%%

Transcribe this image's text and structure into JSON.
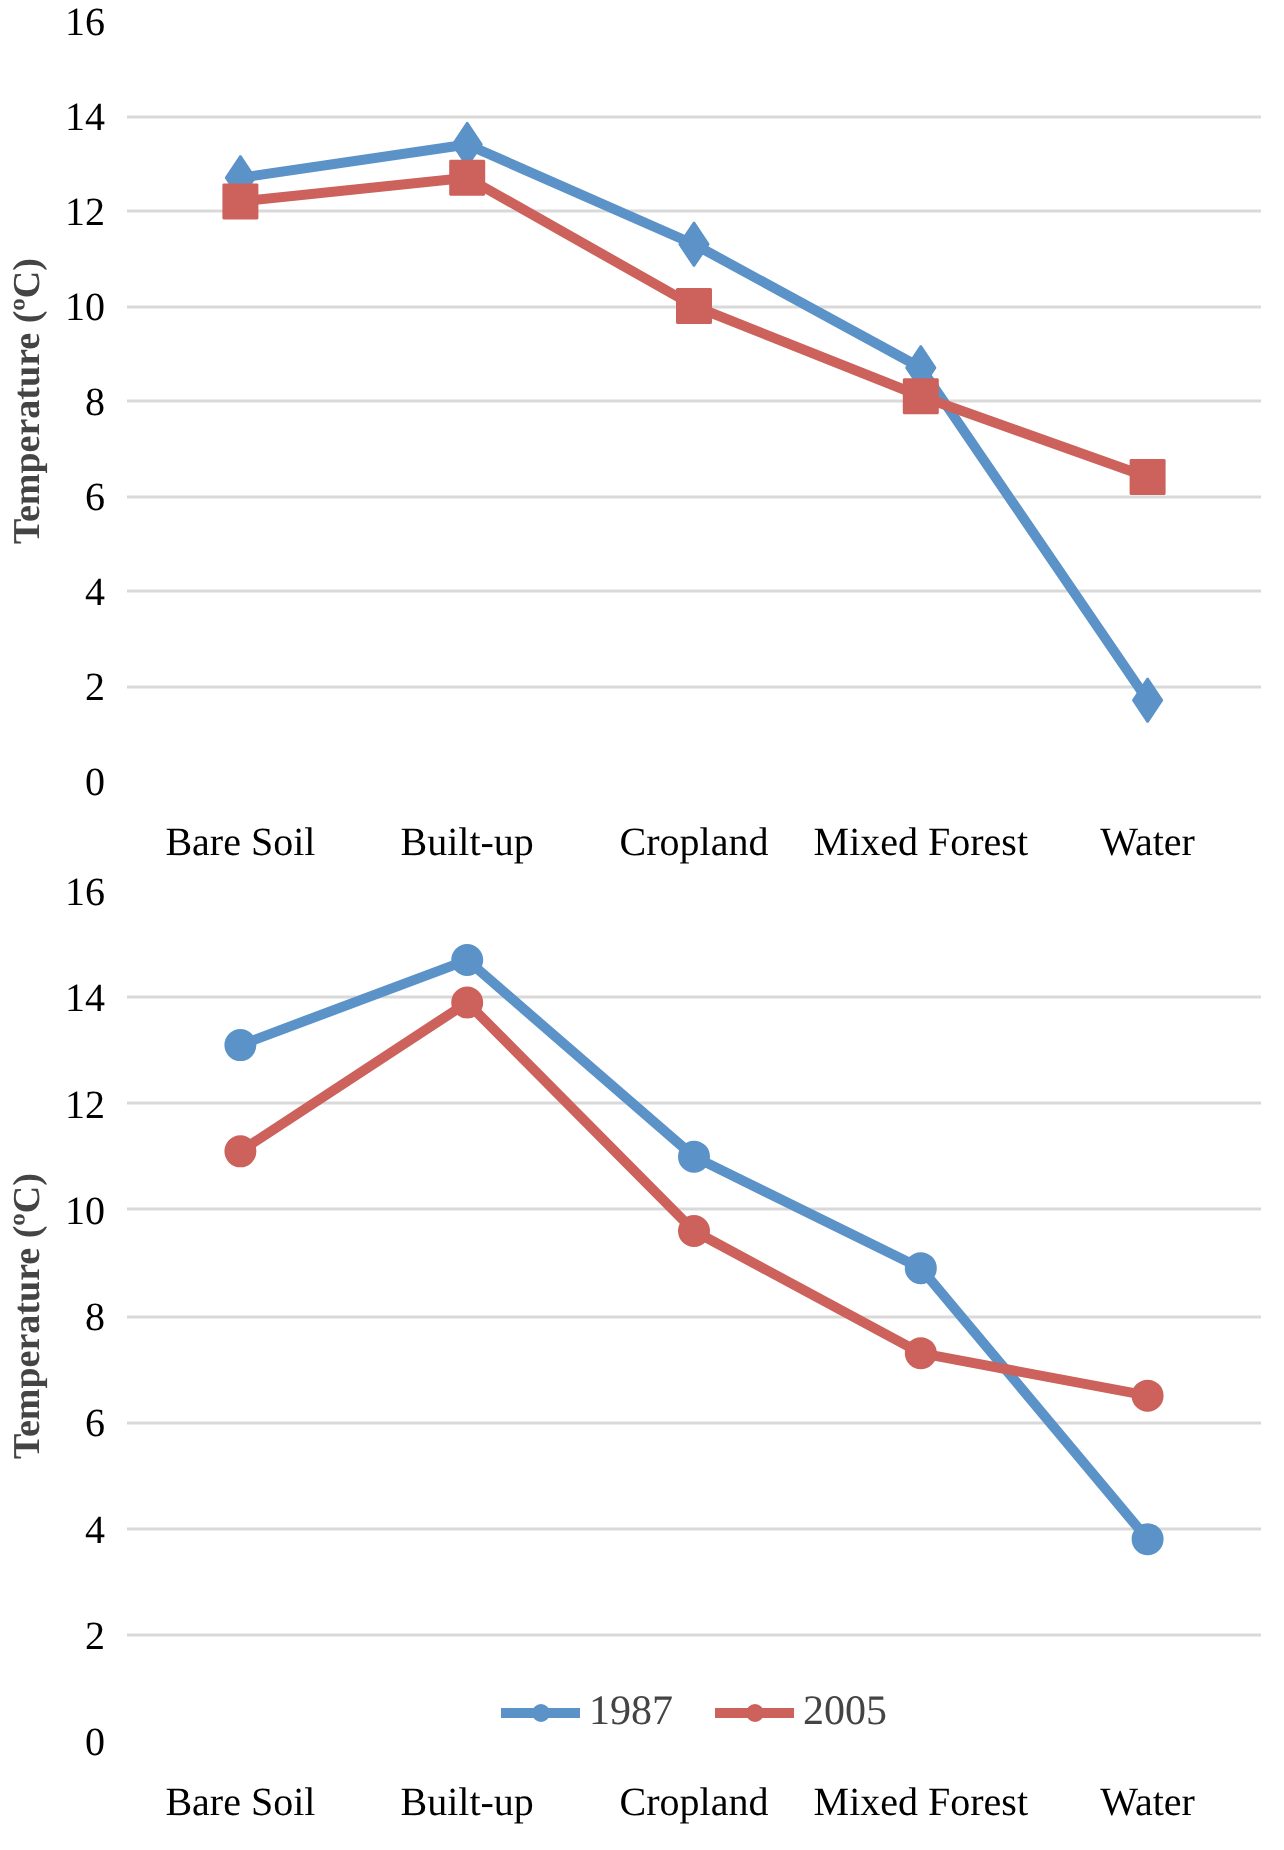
{
  "chart_data": [
    {
      "type": "line",
      "ylabel": "Temperature (ºC)",
      "categories": [
        "Bare Soil",
        "Built-up",
        "Cropland",
        "Mixed Forest",
        "Water"
      ],
      "ylim": [
        0,
        16
      ],
      "yticks": [
        0,
        2,
        4,
        6,
        8,
        10,
        12,
        14,
        16
      ],
      "grid": "y",
      "legend": false,
      "series": [
        {
          "color": "#5b93c8",
          "marker": "diamond",
          "values": [
            12.7,
            13.4,
            11.3,
            8.7,
            1.7
          ]
        },
        {
          "color": "#cc625b",
          "marker": "square",
          "values": [
            12.2,
            12.7,
            10.0,
            8.1,
            6.4
          ]
        }
      ]
    },
    {
      "type": "line",
      "ylabel": "Temperature (ºC)",
      "categories": [
        "Bare Soil",
        "Built-up",
        "Cropland",
        "Mixed Forest",
        "Water"
      ],
      "ylim": [
        0,
        16
      ],
      "yticks": [
        0,
        2,
        4,
        6,
        8,
        10,
        12,
        14,
        16
      ],
      "grid": "y",
      "legend": "bottom",
      "marker": "circle",
      "series": [
        {
          "name": "1987",
          "color": "#5b93c8",
          "values": [
            13.1,
            14.7,
            11.0,
            8.9,
            3.8
          ]
        },
        {
          "name": "2005",
          "color": "#cc625b",
          "values": [
            11.1,
            13.9,
            9.6,
            7.3,
            6.5
          ]
        }
      ]
    }
  ]
}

%%

The request
From the material above, copy everything exactly but the pictures.

Solution to the exercise
Transcribe this image's text and structure into JSON.
{
  "chart_data": [
    {
      "type": "line",
      "ylabel": "Temperature (ºC)",
      "categories": [
        "Bare Soil",
        "Built-up",
        "Cropland",
        "Mixed Forest",
        "Water"
      ],
      "ylim": [
        0,
        16
      ],
      "yticks": [
        0,
        2,
        4,
        6,
        8,
        10,
        12,
        14,
        16
      ],
      "grid": "y",
      "legend": false,
      "series": [
        {
          "color": "#5b93c8",
          "marker": "diamond",
          "values": [
            12.7,
            13.4,
            11.3,
            8.7,
            1.7
          ]
        },
        {
          "color": "#cc625b",
          "marker": "square",
          "values": [
            12.2,
            12.7,
            10.0,
            8.1,
            6.4
          ]
        }
      ]
    },
    {
      "type": "line",
      "ylabel": "Temperature (ºC)",
      "categories": [
        "Bare Soil",
        "Built-up",
        "Cropland",
        "Mixed Forest",
        "Water"
      ],
      "ylim": [
        0,
        16
      ],
      "yticks": [
        0,
        2,
        4,
        6,
        8,
        10,
        12,
        14,
        16
      ],
      "grid": "y",
      "legend": "bottom",
      "marker": "circle",
      "series": [
        {
          "name": "1987",
          "color": "#5b93c8",
          "values": [
            13.1,
            14.7,
            11.0,
            8.9,
            3.8
          ]
        },
        {
          "name": "2005",
          "color": "#cc625b",
          "values": [
            11.1,
            13.9,
            9.6,
            7.3,
            6.5
          ]
        }
      ]
    }
  ]
}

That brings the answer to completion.